= Task prompt =
Reproduce all of the records exactly.

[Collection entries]

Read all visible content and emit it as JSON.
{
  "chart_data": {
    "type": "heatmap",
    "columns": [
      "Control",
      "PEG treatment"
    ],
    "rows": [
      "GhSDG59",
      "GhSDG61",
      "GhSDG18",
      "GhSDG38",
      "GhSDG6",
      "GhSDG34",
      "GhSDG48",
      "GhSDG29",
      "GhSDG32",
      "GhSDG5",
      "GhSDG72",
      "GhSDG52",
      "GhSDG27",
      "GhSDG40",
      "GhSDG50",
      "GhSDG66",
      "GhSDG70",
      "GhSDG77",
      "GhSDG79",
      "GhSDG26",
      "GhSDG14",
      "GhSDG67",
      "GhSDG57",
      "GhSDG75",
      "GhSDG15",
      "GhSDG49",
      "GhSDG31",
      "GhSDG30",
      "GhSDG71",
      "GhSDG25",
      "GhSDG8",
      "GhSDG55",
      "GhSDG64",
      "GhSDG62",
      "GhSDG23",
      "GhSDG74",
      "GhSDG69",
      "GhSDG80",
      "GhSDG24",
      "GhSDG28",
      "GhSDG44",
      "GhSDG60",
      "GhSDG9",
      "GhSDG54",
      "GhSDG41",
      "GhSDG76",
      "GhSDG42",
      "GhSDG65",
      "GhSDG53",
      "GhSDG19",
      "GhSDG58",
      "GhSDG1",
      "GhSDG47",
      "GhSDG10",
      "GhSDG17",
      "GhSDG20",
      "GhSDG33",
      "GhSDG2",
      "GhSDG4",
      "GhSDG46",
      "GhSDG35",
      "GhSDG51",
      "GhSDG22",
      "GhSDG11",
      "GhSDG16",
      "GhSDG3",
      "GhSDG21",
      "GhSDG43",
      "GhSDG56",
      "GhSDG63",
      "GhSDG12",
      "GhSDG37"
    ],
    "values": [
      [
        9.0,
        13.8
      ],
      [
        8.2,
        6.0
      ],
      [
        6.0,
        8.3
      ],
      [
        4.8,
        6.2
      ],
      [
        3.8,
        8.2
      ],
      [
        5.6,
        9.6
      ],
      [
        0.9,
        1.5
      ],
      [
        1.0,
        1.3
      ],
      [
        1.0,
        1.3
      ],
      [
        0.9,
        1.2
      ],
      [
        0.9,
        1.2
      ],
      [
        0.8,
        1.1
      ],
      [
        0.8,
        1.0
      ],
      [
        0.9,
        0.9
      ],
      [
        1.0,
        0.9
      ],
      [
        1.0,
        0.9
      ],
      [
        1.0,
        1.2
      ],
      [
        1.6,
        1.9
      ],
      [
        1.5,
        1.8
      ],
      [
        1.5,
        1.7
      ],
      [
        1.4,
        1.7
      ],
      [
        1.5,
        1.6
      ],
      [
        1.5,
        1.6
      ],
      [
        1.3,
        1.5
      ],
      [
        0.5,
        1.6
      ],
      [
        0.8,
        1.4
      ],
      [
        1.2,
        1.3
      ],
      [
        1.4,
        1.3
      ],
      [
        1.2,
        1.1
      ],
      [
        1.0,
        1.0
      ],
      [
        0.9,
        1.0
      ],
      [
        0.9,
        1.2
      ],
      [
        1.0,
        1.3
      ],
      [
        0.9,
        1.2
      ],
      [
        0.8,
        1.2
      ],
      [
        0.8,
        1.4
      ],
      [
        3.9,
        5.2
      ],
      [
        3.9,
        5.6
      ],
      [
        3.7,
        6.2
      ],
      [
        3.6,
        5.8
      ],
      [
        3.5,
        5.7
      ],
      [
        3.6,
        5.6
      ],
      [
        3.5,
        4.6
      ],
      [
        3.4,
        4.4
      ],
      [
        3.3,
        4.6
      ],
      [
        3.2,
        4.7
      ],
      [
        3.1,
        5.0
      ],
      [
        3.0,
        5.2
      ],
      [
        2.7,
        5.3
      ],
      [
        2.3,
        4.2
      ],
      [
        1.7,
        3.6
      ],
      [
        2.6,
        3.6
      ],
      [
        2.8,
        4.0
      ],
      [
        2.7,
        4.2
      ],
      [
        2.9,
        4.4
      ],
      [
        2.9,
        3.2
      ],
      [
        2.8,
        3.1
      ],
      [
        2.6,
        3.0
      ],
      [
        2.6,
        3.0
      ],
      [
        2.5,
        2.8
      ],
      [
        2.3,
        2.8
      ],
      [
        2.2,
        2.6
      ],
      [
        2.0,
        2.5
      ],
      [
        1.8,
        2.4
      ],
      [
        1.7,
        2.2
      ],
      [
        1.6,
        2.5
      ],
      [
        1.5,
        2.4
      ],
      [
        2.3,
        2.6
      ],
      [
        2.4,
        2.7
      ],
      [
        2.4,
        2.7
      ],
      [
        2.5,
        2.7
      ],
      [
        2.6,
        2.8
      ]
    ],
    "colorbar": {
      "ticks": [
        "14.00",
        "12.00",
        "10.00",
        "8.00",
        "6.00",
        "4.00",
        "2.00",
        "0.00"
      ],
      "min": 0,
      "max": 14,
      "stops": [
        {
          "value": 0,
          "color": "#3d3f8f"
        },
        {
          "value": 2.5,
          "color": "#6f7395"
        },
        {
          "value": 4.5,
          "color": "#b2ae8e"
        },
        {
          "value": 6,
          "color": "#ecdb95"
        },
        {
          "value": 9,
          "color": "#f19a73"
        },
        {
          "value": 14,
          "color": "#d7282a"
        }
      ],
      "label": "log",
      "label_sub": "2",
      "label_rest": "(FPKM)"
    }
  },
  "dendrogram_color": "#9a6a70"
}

= In response =
Read all visible content and emit it as JSON.
{
  "chart_data": {
    "type": "heatmap",
    "columns": [
      "Control",
      "PEG treatment"
    ],
    "rows": [
      "GhSDG59",
      "GhSDG61",
      "GhSDG18",
      "GhSDG38",
      "GhSDG6",
      "GhSDG34",
      "GhSDG48",
      "GhSDG29",
      "GhSDG32",
      "GhSDG5",
      "GhSDG72",
      "GhSDG52",
      "GhSDG27",
      "GhSDG40",
      "GhSDG50",
      "GhSDG66",
      "GhSDG70",
      "GhSDG77",
      "GhSDG79",
      "GhSDG26",
      "GhSDG14",
      "GhSDG67",
      "GhSDG57",
      "GhSDG75",
      "GhSDG15",
      "GhSDG49",
      "GhSDG31",
      "GhSDG30",
      "GhSDG71",
      "GhSDG25",
      "GhSDG8",
      "GhSDG55",
      "GhSDG64",
      "GhSDG62",
      "GhSDG23",
      "GhSDG74",
      "GhSDG69",
      "GhSDG80",
      "GhSDG24",
      "GhSDG28",
      "GhSDG44",
      "GhSDG60",
      "GhSDG9",
      "GhSDG54",
      "GhSDG41",
      "GhSDG76",
      "GhSDG42",
      "GhSDG65",
      "GhSDG53",
      "GhSDG19",
      "GhSDG58",
      "GhSDG1",
      "GhSDG47",
      "GhSDG10",
      "GhSDG17",
      "GhSDG20",
      "GhSDG33",
      "GhSDG2",
      "GhSDG4",
      "GhSDG46",
      "GhSDG35",
      "GhSDG51",
      "GhSDG22",
      "GhSDG11",
      "GhSDG16",
      "GhSDG3",
      "GhSDG21",
      "GhSDG43",
      "GhSDG56",
      "GhSDG63",
      "GhSDG12",
      "GhSDG37"
    ],
    "values": [
      [
        9.0,
        13.8
      ],
      [
        8.2,
        6.0
      ],
      [
        6.0,
        8.3
      ],
      [
        4.8,
        6.2
      ],
      [
        3.8,
        8.2
      ],
      [
        5.6,
        9.6
      ],
      [
        0.9,
        1.5
      ],
      [
        1.0,
        1.3
      ],
      [
        1.0,
        1.3
      ],
      [
        0.9,
        1.2
      ],
      [
        0.9,
        1.2
      ],
      [
        0.8,
        1.1
      ],
      [
        0.8,
        1.0
      ],
      [
        0.9,
        0.9
      ],
      [
        1.0,
        0.9
      ],
      [
        1.0,
        0.9
      ],
      [
        1.0,
        1.2
      ],
      [
        1.6,
        1.9
      ],
      [
        1.5,
        1.8
      ],
      [
        1.5,
        1.7
      ],
      [
        1.4,
        1.7
      ],
      [
        1.5,
        1.6
      ],
      [
        1.5,
        1.6
      ],
      [
        1.3,
        1.5
      ],
      [
        0.5,
        1.6
      ],
      [
        0.8,
        1.4
      ],
      [
        1.2,
        1.3
      ],
      [
        1.4,
        1.3
      ],
      [
        1.2,
        1.1
      ],
      [
        1.0,
        1.0
      ],
      [
        0.9,
        1.0
      ],
      [
        0.9,
        1.2
      ],
      [
        1.0,
        1.3
      ],
      [
        0.9,
        1.2
      ],
      [
        0.8,
        1.2
      ],
      [
        0.8,
        1.4
      ],
      [
        3.9,
        5.2
      ],
      [
        3.9,
        5.6
      ],
      [
        3.7,
        6.2
      ],
      [
        3.6,
        5.8
      ],
      [
        3.5,
        5.7
      ],
      [
        3.6,
        5.6
      ],
      [
        3.5,
        4.6
      ],
      [
        3.4,
        4.4
      ],
      [
        3.3,
        4.6
      ],
      [
        3.2,
        4.7
      ],
      [
        3.1,
        5.0
      ],
      [
        3.0,
        5.2
      ],
      [
        2.7,
        5.3
      ],
      [
        2.3,
        4.2
      ],
      [
        1.7,
        3.6
      ],
      [
        2.6,
        3.6
      ],
      [
        2.8,
        4.0
      ],
      [
        2.7,
        4.2
      ],
      [
        2.9,
        4.4
      ],
      [
        2.9,
        3.2
      ],
      [
        2.8,
        3.1
      ],
      [
        2.6,
        3.0
      ],
      [
        2.6,
        3.0
      ],
      [
        2.5,
        2.8
      ],
      [
        2.3,
        2.8
      ],
      [
        2.2,
        2.6
      ],
      [
        2.0,
        2.5
      ],
      [
        1.8,
        2.4
      ],
      [
        1.7,
        2.2
      ],
      [
        1.6,
        2.5
      ],
      [
        1.5,
        2.4
      ],
      [
        2.3,
        2.6
      ],
      [
        2.4,
        2.7
      ],
      [
        2.4,
        2.7
      ],
      [
        2.5,
        2.7
      ],
      [
        2.6,
        2.8
      ]
    ],
    "colorbar": {
      "ticks": [
        "14.00",
        "12.00",
        "10.00",
        "8.00",
        "6.00",
        "4.00",
        "2.00",
        "0.00"
      ],
      "min": 0,
      "max": 14,
      "stops": [
        {
          "value": 0,
          "color": "#3d3f8f"
        },
        {
          "value": 2.5,
          "color": "#6f7395"
        },
        {
          "value": 4.5,
          "color": "#b2ae8e"
        },
        {
          "value": 6,
          "color": "#ecdb95"
        },
        {
          "value": 9,
          "color": "#f19a73"
        },
        {
          "value": 14,
          "color": "#d7282a"
        }
      ],
      "label": "log",
      "label_sub": "2",
      "label_rest": "(FPKM)"
    }
  },
  "dendrogram_color": "#9a6a70"
}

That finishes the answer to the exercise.